[Data entries]
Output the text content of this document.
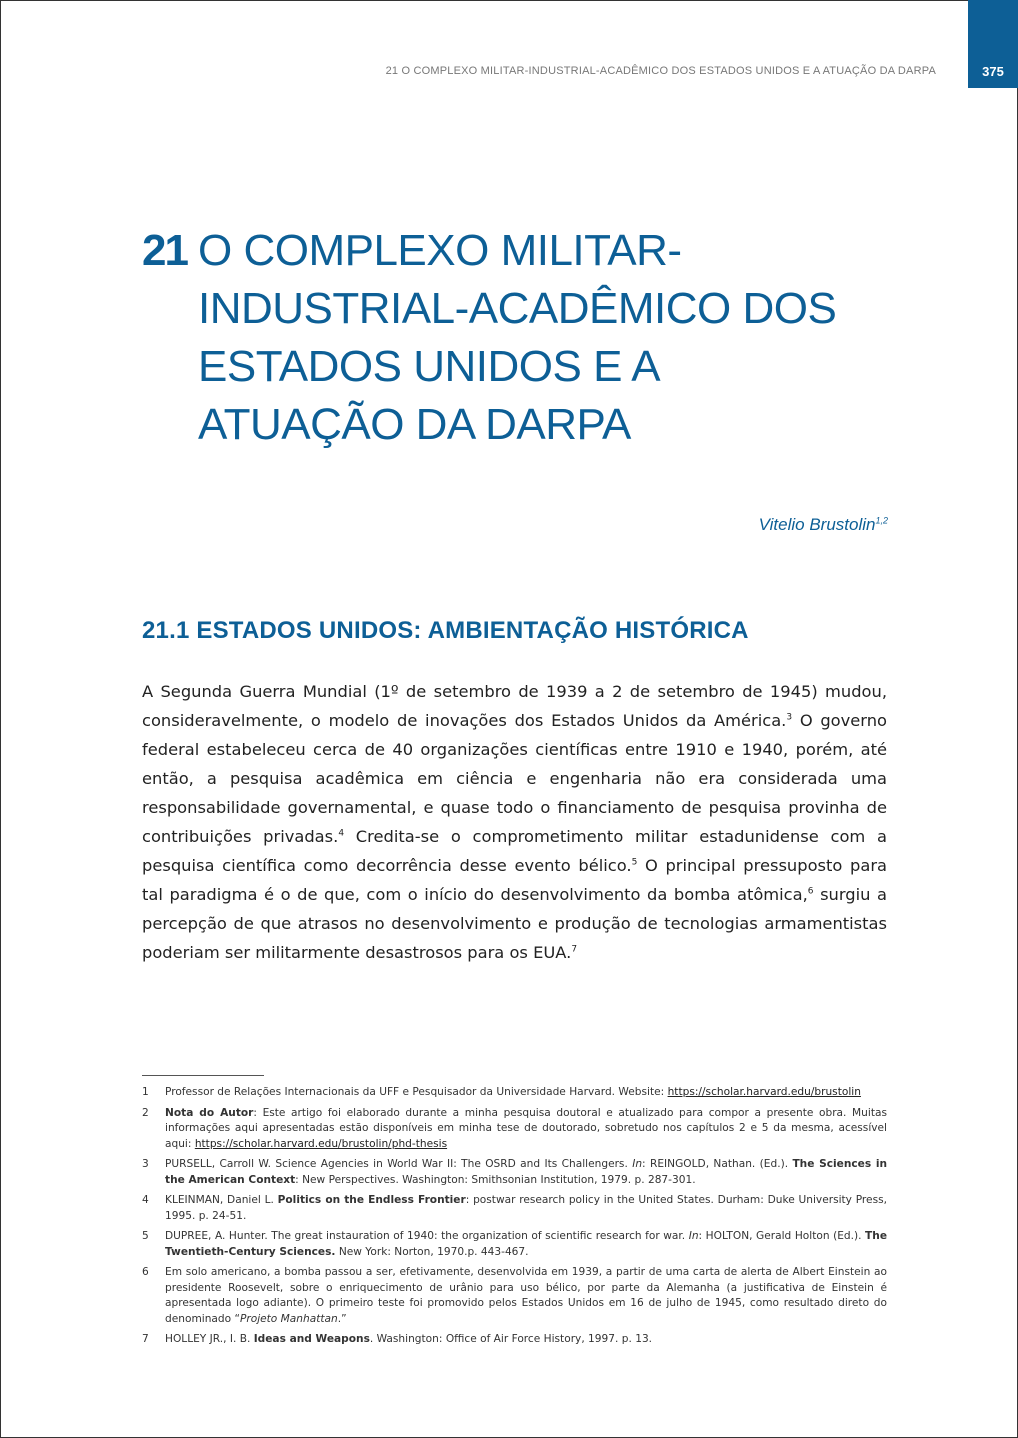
375
21 O COMPLEXO MILITAR-INDUSTRIAL-ACADÊMICO DOS ESTADOS UNIDOS E A ATUAÇÃO DA DARPA
21 O COMPLEXO MILITAR-INDUSTRIAL-ACADÊMICO DOS ESTADOS UNIDOS E A ATUAÇÃO DA DARPA
Vitelio Brustolin$^{1,2}$
21.1 ESTADOS UNIDOS: AMBIENTAÇÃO HISTÓRICA
A Segunda Guerra Mundial (1º de setembro de 1939 a 2 de setembro de 1945) mudou, consideravelmente, o modelo de inovações dos Estados Unidos da América.$^3$ O governo federal estabeleceu cerca de 40 organizações científicas entre 1910 e 1940, porém, até então, a pesquisa acadêmica em ciência e engenharia não era considerada uma responsabilidade governamental, e quase todo o financiamento de pesquisa provinha de contribuições privadas.$^4$ Credita-se o comprometimento militar estadunidense com a pesquisa científica como decorrência desse evento bélico.$^5$ O principal pressuposto para tal paradigma é o de que, com o início do desenvolvimento da bomba atômica,$^6$ surgiu a percepção de que atrasos no desenvolvimento e produção de tecnologias armamentistas poderiam ser militarmente desastrosos para os EUA.$^7$
1	Professor de Relações Internacionais da UFF e Pesquisador da Universidade Harvard. Website: https://scholar.harvard.edu/brustolin
2	Nota do Autor: Este artigo foi elaborado durante a minha pesquisa doutoral e atualizado para compor a presente obra. Muitas informações aqui apresentadas estão disponíveis em minha tese de doutorado, sobretudo nos capítulos 2 e 5 da mesma, acessível aqui: https://scholar.harvard.edu/brustolin/phd-thesis
3	PURSELL, Carroll W. Science Agencies in World War II: The OSRD and Its Challengers. In: REINGOLD, Nathan. (Ed.). The Sciences in the American Context: New Perspectives. Washington: Smithsonian Institution, 1979. p. 287-301.
4	KLEINMAN, Daniel L. Politics on the Endless Frontier: postwar research policy in the United States. Durham: Duke University Press, 1995. p. 24-51.
5	DUPREE, A. Hunter. The great instauration of 1940: the organization of scientific research for war. In: HOLTON, Gerald Holton (Ed.). The Twentieth-Century Sciences. New York: Norton, 1970.p. 443-467.
6	Em solo americano, a bomba passou a ser, efetivamente, desenvolvida em 1939, a partir de uma carta de alerta de Albert Einstein ao presidente Roosevelt, sobre o enriquecimento de urânio para uso bélico, por parte da Alemanha (a justificativa de Einstein é apresentada logo adiante). O primeiro teste foi promovido pelos Estados Unidos em 16 de julho de 1945, como resultado direto do denominado “Projeto Manhattan.”
7	HOLLEY JR., I. B. Ideas and Weapons. Washington: Office of Air Force History, 1997. p. 13.
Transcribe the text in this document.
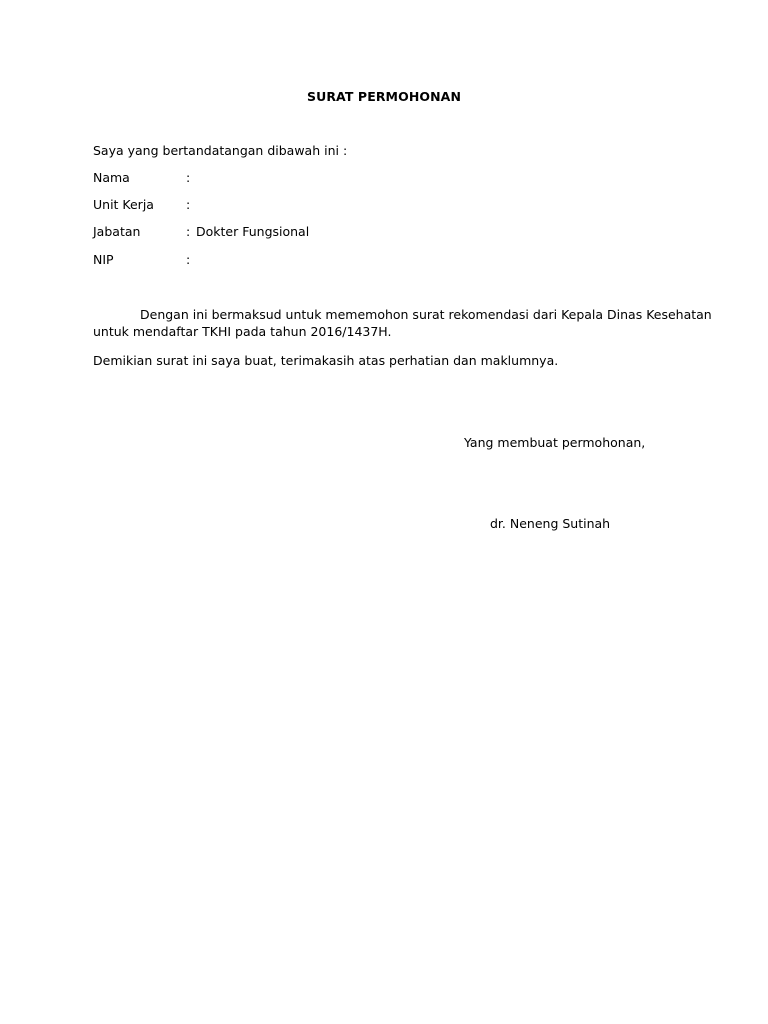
SURAT PERMOHONAN
Saya yang bertandatangan dibawah ini :
Nama	:
Unit Kerja	:
Jabatan	: Dokter Fungsional
NIP	:
Dengan ini bermaksud untuk mememohon surat rekomendasi dari Kepala Dinas Kesehatan
untuk mendaftar TKHI pada tahun 2016/1437H.
Demikian surat ini saya buat, terimakasih atas perhatian dan maklumnya.
Yang membuat permohonan,
dr. Neneng Sutinah
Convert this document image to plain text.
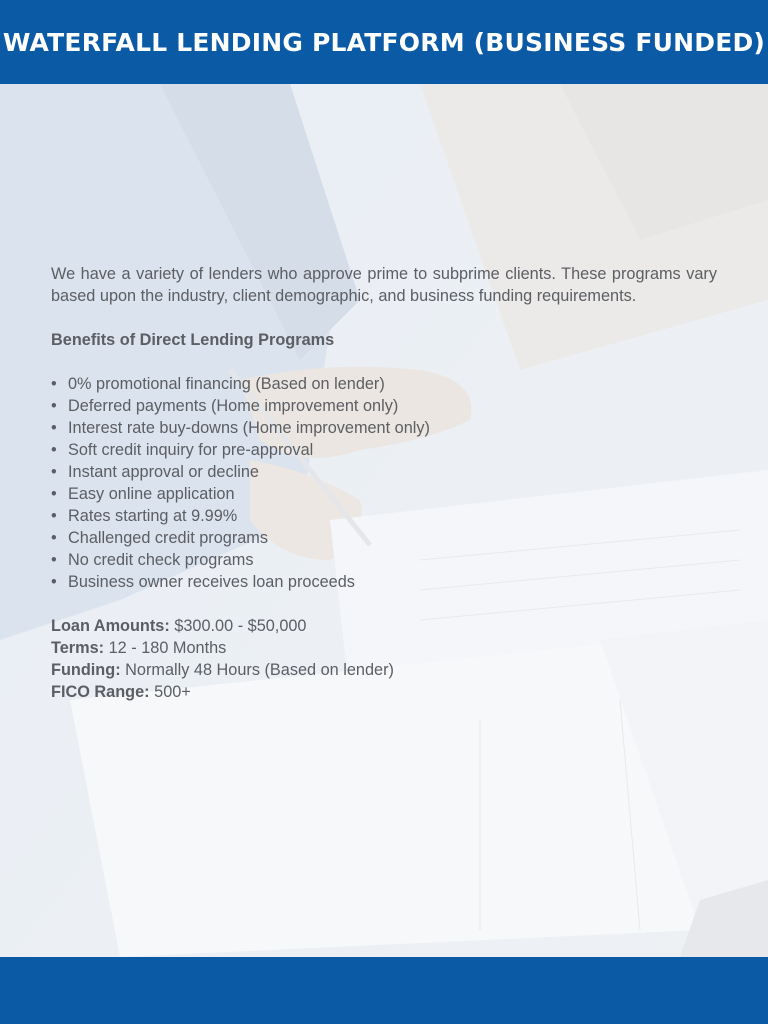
WATERFALL LENDING PLATFORM (BUSINESS FUNDED)

We have a variety of lenders who approve prime to subprime clients. These programs vary based upon the industry, client demographic, and business funding requirements.

Benefits of Direct Lending Programs
• 0% promotional financing (Based on lender)
• Deferred payments (Home improvement only)
• Interest rate buy-downs (Home improvement only)
• Soft credit inquiry for pre-approval
• Instant approval or decline
• Easy online application
• Rates starting at 9.99%
• Challenged credit programs
• No credit check programs
• Business owner receives loan proceeds
Loan Amounts: $300.00 - $50,000
Terms: 12 - 180 Months
Funding: Normally 48 Hours (Based on lender)
FICO Range: 500+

(GIVEN TASK) Every record must be copied exactly, with images dropped from the result.

(RESULT OF THIS EXERCISE)
Output the text content of this document.
375
21 O COMPLEXO MILITAR-INDUSTRIAL-ACADÊMICO DOS ESTADOS UNIDOS E A ATUAÇÃO DA DARPA
21 O COMPLEXO MILITAR-INDUSTRIAL-ACADÊMICO DOS ESTADOS UNIDOS E A ATUAÇÃO DA DARPA
Vitelio Brustolin$^{1,2}$
21.1 ESTADOS UNIDOS: AMBIENTAÇÃO HISTÓRICA
A Segunda Guerra Mundial (1º de setembro de 1939 a 2 de setembro de 1945) mudou, consideravelmente, o modelo de inovações dos Estados Unidos da América.$^3$ O governo federal estabeleceu cerca de 40 organizações científicas entre 1910 e 1940, porém, até então, a pesquisa acadêmica em ciência e engenharia não era considerada uma responsabilidade governamental, e quase todo o financiamento de pesquisa provinha de contribuições privadas.$^4$ Credita-se o comprometimento militar estadunidense com a pesquisa científica como decorrência desse evento bélico.$^5$ O principal pressuposto para tal paradigma é o de que, com o início do desenvolvimento da bomba atômica,$^6$ surgiu a percepção de que atrasos no desenvolvimento e produção de tecnologias armamentistas poderiam ser militarmente desastrosos para os EUA.$^7$
1	Professor de Relações Internacionais da UFF e Pesquisador da Universidade Harvard. Website: https://scholar.harvard.edu/brustolin
2	Nota do Autor: Este artigo foi elaborado durante a minha pesquisa doutoral e atualizado para compor a presente obra. Muitas informações aqui apresentadas estão disponíveis em minha tese de doutorado, sobretudo nos capítulos 2 e 5 da mesma, acessível aqui: https://scholar.harvard.edu/brustolin/phd-thesis
3	PURSELL, Carroll W. Science Agencies in World War II: The OSRD and Its Challengers. In: REINGOLD, Nathan. (Ed.). The Sciences in the American Context: New Perspectives. Washington: Smithsonian Institution, 1979. p. 287-301.
4	KLEINMAN, Daniel L. Politics on the Endless Frontier: postwar research policy in the United States. Durham: Duke University Press, 1995. p. 24-51.
5	DUPREE, A. Hunter. The great instauration of 1940: the organization of scientific research for war. In: HOLTON, Gerald Holton (Ed.). The Twentieth-Century Sciences. New York: Norton, 1970.p. 443-467.
6	Em solo americano, a bomba passou a ser, efetivamente, desenvolvida em 1939, a partir de uma carta de alerta de Albert Einstein ao presidente Roosevelt, sobre o enriquecimento de urânio para uso bélico, por parte da Alemanha (a justificativa de Einstein é apresentada logo adiante). O primeiro teste foi promovido pelos Estados Unidos em 16 de julho de 1945, como resultado direto do denominado “Projeto Manhattan.”
7	HOLLEY JR., I. B. Ideas and Weapons. Washington: Office of Air Force History, 1997. p. 13.
Transcribe the text in this document.
SURAT PERMOHONAN
Saya yang bertandatangan dibawah ini :
Nama	:
Unit Kerja	:
Jabatan	: Dokter Fungsional
NIP	:
Dengan ini bermaksud untuk mememohon surat rekomendasi dari Kepala Dinas Kesehatan
untuk mendaftar TKHI pada tahun 2016/1437H.
Demikian surat ini saya buat, terimakasih atas perhatian dan maklumnya.
Yang membuat permohonan,
dr. Neneng Sutinah
Convert this document image to plain text.
WATERFALL LENDING PLATFORM (BUSINESS FUNDED)

We have a variety of lenders who approve prime to subprime clients. These programs vary based upon the industry, client demographic, and business funding requirements.

Benefits of Direct Lending Programs
• 0% promotional financing (Based on lender)
• Deferred payments (Home improvement only)
• Interest rate buy-downs (Home improvement only)
• Soft credit inquiry for pre-approval
• Instant approval or decline
• Easy online application
• Rates starting at 9.99%
• Challenged credit programs
• No credit check programs
• Business owner receives loan proceeds
Loan Amounts: $300.00 - $50,000
Terms: 12 - 180 Months
Funding: Normally 48 Hours (Based on lender)
FICO Range: 500+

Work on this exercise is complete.